EXERCISE DESCRIPTION:
Reproduce all entries verbatim, with nothing added or dropped.

DATA FOR THE TASK:

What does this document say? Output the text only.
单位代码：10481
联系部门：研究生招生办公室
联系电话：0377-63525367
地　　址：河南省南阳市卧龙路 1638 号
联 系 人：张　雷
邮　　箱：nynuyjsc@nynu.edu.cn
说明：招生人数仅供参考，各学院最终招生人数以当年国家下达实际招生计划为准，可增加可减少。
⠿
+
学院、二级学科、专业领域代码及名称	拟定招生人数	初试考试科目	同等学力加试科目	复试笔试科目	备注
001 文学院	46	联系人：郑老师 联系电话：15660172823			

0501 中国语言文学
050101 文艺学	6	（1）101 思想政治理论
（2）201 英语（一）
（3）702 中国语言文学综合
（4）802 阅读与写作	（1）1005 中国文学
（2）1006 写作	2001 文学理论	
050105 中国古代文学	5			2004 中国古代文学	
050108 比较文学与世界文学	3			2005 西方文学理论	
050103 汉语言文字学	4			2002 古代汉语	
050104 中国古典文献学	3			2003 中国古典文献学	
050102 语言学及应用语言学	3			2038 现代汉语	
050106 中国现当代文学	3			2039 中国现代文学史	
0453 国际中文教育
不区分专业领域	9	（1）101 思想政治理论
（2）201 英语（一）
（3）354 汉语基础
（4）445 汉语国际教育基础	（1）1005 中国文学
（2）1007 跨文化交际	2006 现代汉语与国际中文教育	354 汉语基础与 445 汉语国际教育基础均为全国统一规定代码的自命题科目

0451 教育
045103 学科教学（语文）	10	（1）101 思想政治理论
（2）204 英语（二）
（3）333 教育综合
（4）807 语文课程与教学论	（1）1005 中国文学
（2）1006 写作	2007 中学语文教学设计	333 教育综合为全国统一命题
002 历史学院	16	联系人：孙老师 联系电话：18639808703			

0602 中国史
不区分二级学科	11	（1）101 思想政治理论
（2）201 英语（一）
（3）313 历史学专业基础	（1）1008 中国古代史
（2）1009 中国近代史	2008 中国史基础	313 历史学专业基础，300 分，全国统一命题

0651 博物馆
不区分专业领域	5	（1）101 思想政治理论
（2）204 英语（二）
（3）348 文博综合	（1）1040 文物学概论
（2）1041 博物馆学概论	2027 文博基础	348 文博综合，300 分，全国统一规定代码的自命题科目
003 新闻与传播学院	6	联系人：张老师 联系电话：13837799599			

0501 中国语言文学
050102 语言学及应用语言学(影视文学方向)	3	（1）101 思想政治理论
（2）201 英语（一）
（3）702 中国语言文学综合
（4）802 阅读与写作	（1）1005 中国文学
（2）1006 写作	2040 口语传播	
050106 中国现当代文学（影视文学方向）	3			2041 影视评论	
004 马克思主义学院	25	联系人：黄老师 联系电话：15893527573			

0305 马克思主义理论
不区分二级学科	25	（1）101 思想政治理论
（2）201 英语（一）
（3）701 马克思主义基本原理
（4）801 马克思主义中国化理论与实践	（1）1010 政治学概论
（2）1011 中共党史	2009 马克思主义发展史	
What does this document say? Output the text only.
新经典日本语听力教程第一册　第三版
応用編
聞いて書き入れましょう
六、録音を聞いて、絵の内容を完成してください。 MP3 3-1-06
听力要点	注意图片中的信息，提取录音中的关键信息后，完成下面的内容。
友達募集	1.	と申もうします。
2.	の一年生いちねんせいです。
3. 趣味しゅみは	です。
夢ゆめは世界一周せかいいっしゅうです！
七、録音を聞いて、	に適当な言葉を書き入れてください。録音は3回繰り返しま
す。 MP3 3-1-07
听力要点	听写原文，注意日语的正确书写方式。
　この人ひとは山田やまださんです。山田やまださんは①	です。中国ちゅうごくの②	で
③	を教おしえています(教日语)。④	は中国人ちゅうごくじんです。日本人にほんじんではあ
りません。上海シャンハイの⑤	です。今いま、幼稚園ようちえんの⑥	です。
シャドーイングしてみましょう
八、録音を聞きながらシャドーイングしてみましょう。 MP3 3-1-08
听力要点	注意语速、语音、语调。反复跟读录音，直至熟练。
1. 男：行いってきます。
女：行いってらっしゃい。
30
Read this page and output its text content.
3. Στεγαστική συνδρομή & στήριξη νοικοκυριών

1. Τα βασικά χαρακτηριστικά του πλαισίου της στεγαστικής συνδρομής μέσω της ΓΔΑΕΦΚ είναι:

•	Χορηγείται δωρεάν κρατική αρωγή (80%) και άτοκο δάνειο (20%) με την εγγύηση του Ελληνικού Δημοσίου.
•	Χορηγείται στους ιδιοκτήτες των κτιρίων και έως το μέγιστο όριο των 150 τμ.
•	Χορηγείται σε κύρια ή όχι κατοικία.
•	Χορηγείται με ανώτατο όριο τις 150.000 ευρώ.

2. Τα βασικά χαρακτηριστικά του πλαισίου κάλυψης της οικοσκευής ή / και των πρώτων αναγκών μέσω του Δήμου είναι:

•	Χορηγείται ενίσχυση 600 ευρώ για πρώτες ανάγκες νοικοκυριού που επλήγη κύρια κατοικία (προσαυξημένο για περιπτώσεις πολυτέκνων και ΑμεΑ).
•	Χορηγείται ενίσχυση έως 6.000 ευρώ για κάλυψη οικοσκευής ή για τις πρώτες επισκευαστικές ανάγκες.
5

TASK RESPONSE:
What does this document say? Output the text only.
单位代码：10481
联系部门：研究生招生办公室
联系电话：0377-63525367
地　　址：河南省南阳市卧龙路 1638 号
联 系 人：张　雷
邮　　箱：nynuyjsc@nynu.edu.cn
说明：招生人数仅供参考，各学院最终招生人数以当年国家下达实际招生计划为准，可增加可减少。
⠿
+
学院、二级学科、专业领域代码及名称	拟定招生人数	初试考试科目	同等学力加试科目	复试笔试科目	备注
001 文学院	46	联系人：郑老师 联系电话：15660172823			

0501 中国语言文学
050101 文艺学	6	（1）101 思想政治理论
（2）201 英语（一）
（3）702 中国语言文学综合
（4）802 阅读与写作	（1）1005 中国文学
（2）1006 写作	2001 文学理论	
050105 中国古代文学	5			2004 中国古代文学	
050108 比较文学与世界文学	3			2005 西方文学理论	
050103 汉语言文字学	4			2002 古代汉语	
050104 中国古典文献学	3			2003 中国古典文献学	
050102 语言学及应用语言学	3			2038 现代汉语	
050106 中国现当代文学	3			2039 中国现代文学史	
0453 国际中文教育
不区分专业领域	9	（1）101 思想政治理论
（2）201 英语（一）
（3）354 汉语基础
（4）445 汉语国际教育基础	（1）1005 中国文学
（2）1007 跨文化交际	2006 现代汉语与国际中文教育	354 汉语基础与 445 汉语国际教育基础均为全国统一规定代码的自命题科目

0451 教育
045103 学科教学（语文）	10	（1）101 思想政治理论
（2）204 英语（二）
（3）333 教育综合
（4）807 语文课程与教学论	（1）1005 中国文学
（2）1006 写作	2007 中学语文教学设计	333 教育综合为全国统一命题
002 历史学院	16	联系人：孙老师 联系电话：18639808703			

0602 中国史
不区分二级学科	11	（1）101 思想政治理论
（2）201 英语（一）
（3）313 历史学专业基础	（1）1008 中国古代史
（2）1009 中国近代史	2008 中国史基础	313 历史学专业基础，300 分，全国统一命题

0651 博物馆
不区分专业领域	5	（1）101 思想政治理论
（2）204 英语（二）
（3）348 文博综合	（1）1040 文物学概论
（2）1041 博物馆学概论	2027 文博基础	348 文博综合，300 分，全国统一规定代码的自命题科目
003 新闻与传播学院	6	联系人：张老师 联系电话：13837799599			

0501 中国语言文学
050102 语言学及应用语言学(影视文学方向)	3	（1）101 思想政治理论
（2）201 英语（一）
（3）702 中国语言文学综合
（4）802 阅读与写作	（1）1005 中国文学
（2）1006 写作	2040 口语传播	
050106 中国现当代文学（影视文学方向）	3			2041 影视评论	
004 马克思主义学院	25	联系人：黄老师 联系电话：15893527573			

0305 马克思主义理论
不区分二级学科	25	（1）101 思想政治理论
（2）201 英语（一）
（3）701 马克思主义基本原理
（4）801 马克思主义中国化理论与实践	（1）1010 政治学概论
（2）1011 中共党史	2009 马克思主义发展史	
What does this document say? Output the text only.
新经典日本语听力教程第一册　第三版
応用編
聞いて書き入れましょう
六、録音を聞いて、絵の内容を完成してください。 MP3 3-1-06
听力要点	注意图片中的信息，提取录音中的关键信息后，完成下面的内容。
友達募集	1.	と申もうします。
2.	の一年生いちねんせいです。
3. 趣味しゅみは	です。
夢ゆめは世界一周せかいいっしゅうです！
七、録音を聞いて、	に適当な言葉を書き入れてください。録音は3回繰り返しま
す。 MP3 3-1-07
听力要点	听写原文，注意日语的正确书写方式。
　この人ひとは山田やまださんです。山田やまださんは①	です。中国ちゅうごくの②	で
③	を教おしえています(教日语)。④	は中国人ちゅうごくじんです。日本人にほんじんではあ
りません。上海シャンハイの⑤	です。今いま、幼稚園ようちえんの⑥	です。
シャドーイングしてみましょう
八、録音を聞きながらシャドーイングしてみましょう。 MP3 3-1-08
听力要点	注意语速、语音、语调。反复跟读录音，直至熟练。
1. 男：行いってきます。
女：行いってらっしゃい。
30
Read this page and output its text content.
3. Στεγαστική συνδρομή & στήριξη νοικοκυριών

1. Τα βασικά χαρακτηριστικά του πλαισίου της στεγαστικής συνδρομής μέσω της ΓΔΑΕΦΚ είναι:

•	Χορηγείται δωρεάν κρατική αρωγή (80%) και άτοκο δάνειο (20%) με την εγγύηση του Ελληνικού Δημοσίου.
•	Χορηγείται στους ιδιοκτήτες των κτιρίων και έως το μέγιστο όριο των 150 τμ.
•	Χορηγείται σε κύρια ή όχι κατοικία.
•	Χορηγείται με ανώτατο όριο τις 150.000 ευρώ.

2. Τα βασικά χαρακτηριστικά του πλαισίου κάλυψης της οικοσκευής ή / και των πρώτων αναγκών μέσω του Δήμου είναι:

•	Χορηγείται ενίσχυση 600 ευρώ για πρώτες ανάγκες νοικοκυριού που επλήγη κύρια κατοικία (προσαυξημένο για περιπτώσεις πολυτέκνων και ΑμεΑ).
•	Χορηγείται ενίσχυση έως 6.000 ευρώ για κάλυψη οικοσκευής ή για τις πρώτες επισκευαστικές ανάγκες.
5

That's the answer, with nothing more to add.